▶ _Exercise instructions_
Your task is to give the data again, exactly, with every line intact.

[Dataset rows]
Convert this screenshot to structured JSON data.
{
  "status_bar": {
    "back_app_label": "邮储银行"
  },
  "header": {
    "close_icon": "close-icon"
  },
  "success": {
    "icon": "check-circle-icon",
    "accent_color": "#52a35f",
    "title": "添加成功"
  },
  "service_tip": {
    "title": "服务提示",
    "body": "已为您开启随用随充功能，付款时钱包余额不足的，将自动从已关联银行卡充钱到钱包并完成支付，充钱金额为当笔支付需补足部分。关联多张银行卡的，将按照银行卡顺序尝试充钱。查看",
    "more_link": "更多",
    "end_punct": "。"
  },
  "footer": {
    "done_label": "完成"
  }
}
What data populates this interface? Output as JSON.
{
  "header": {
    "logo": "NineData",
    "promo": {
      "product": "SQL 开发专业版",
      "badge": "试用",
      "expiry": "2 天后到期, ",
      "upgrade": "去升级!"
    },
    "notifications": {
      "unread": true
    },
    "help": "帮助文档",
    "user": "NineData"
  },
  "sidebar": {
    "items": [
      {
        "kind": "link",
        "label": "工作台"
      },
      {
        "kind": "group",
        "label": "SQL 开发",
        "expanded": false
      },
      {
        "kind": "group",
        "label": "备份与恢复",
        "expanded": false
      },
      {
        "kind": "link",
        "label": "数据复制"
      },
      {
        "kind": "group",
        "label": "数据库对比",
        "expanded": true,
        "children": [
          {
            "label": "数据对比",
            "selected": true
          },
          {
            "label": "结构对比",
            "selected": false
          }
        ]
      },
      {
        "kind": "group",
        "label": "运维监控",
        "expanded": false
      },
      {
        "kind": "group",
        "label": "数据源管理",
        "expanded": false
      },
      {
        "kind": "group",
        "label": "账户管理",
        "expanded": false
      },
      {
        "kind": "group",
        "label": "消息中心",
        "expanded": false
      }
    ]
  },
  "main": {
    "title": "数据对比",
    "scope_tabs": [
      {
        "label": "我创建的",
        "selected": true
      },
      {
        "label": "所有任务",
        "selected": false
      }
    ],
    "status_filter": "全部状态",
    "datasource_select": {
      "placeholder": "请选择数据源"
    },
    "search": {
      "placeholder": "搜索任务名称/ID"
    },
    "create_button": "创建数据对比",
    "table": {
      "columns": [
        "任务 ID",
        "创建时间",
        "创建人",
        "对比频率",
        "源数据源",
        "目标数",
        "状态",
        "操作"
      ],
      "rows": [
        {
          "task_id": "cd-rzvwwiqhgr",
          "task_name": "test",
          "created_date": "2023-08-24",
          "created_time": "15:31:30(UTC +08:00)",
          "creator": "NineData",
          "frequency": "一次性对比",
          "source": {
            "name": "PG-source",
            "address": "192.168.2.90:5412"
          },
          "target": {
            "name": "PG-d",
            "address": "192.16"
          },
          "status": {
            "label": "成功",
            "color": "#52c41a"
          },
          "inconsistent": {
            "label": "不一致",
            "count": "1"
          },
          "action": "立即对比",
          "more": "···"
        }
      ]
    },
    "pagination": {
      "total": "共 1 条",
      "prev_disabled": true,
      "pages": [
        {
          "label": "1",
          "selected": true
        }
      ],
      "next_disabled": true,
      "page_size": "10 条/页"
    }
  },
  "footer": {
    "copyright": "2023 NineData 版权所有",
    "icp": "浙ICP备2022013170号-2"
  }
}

▶ _Output for this exercise_
Convert this screenshot to structured JSON data.
{
  "status_bar": {
    "back_app_label": "邮储银行"
  },
  "header": {
    "close_icon": "close-icon"
  },
  "success": {
    "icon": "check-circle-icon",
    "accent_color": "#52a35f",
    "title": "添加成功"
  },
  "service_tip": {
    "title": "服务提示",
    "body": "已为您开启随用随充功能，付款时钱包余额不足的，将自动从已关联银行卡充钱到钱包并完成支付，充钱金额为当笔支付需补足部分。关联多张银行卡的，将按照银行卡顺序尝试充钱。查看",
    "more_link": "更多",
    "end_punct": "。"
  },
  "footer": {
    "done_label": "完成"
  }
}
What data populates this interface? Output as JSON.
{
  "header": {
    "logo": "NineData",
    "promo": {
      "product": "SQL 开发专业版",
      "badge": "试用",
      "expiry": "2 天后到期, ",
      "upgrade": "去升级!"
    },
    "notifications": {
      "unread": true
    },
    "help": "帮助文档",
    "user": "NineData"
  },
  "sidebar": {
    "items": [
      {
        "kind": "link",
        "label": "工作台"
      },
      {
        "kind": "group",
        "label": "SQL 开发",
        "expanded": false
      },
      {
        "kind": "group",
        "label": "备份与恢复",
        "expanded": false
      },
      {
        "kind": "link",
        "label": "数据复制"
      },
      {
        "kind": "group",
        "label": "数据库对比",
        "expanded": true,
        "children": [
          {
            "label": "数据对比",
            "selected": true
          },
          {
            "label": "结构对比",
            "selected": false
          }
        ]
      },
      {
        "kind": "group",
        "label": "运维监控",
        "expanded": false
      },
      {
        "kind": "group",
        "label": "数据源管理",
        "expanded": false
      },
      {
        "kind": "group",
        "label": "账户管理",
        "expanded": false
      },
      {
        "kind": "group",
        "label": "消息中心",
        "expanded": false
      }
    ]
  },
  "main": {
    "title": "数据对比",
    "scope_tabs": [
      {
        "label": "我创建的",
        "selected": true
      },
      {
        "label": "所有任务",
        "selected": false
      }
    ],
    "status_filter": "全部状态",
    "datasource_select": {
      "placeholder": "请选择数据源"
    },
    "search": {
      "placeholder": "搜索任务名称/ID"
    },
    "create_button": "创建数据对比",
    "table": {
      "columns": [
        "任务 ID",
        "创建时间",
        "创建人",
        "对比频率",
        "源数据源",
        "目标数",
        "状态",
        "操作"
      ],
      "rows": [
        {
          "task_id": "cd-rzvwwiqhgr",
          "task_name": "test",
          "created_date": "2023-08-24",
          "created_time": "15:31:30(UTC +08:00)",
          "creator": "NineData",
          "frequency": "一次性对比",
          "source": {
            "name": "PG-source",
            "address": "192.168.2.90:5412"
          },
          "target": {
            "name": "PG-d",
            "address": "192.16"
          },
          "status": {
            "label": "成功",
            "color": "#52c41a"
          },
          "inconsistent": {
            "label": "不一致",
            "count": "1"
          },
          "action": "立即对比",
          "more": "···"
        }
      ]
    },
    "pagination": {
      "total": "共 1 条",
      "prev_disabled": true,
      "pages": [
        {
          "label": "1",
          "selected": true
        }
      ],
      "next_disabled": true,
      "page_size": "10 条/页"
    }
  },
  "footer": {
    "copyright": "2023 NineData 版权所有",
    "icp": "浙ICP备2022013170号-2"
  }
}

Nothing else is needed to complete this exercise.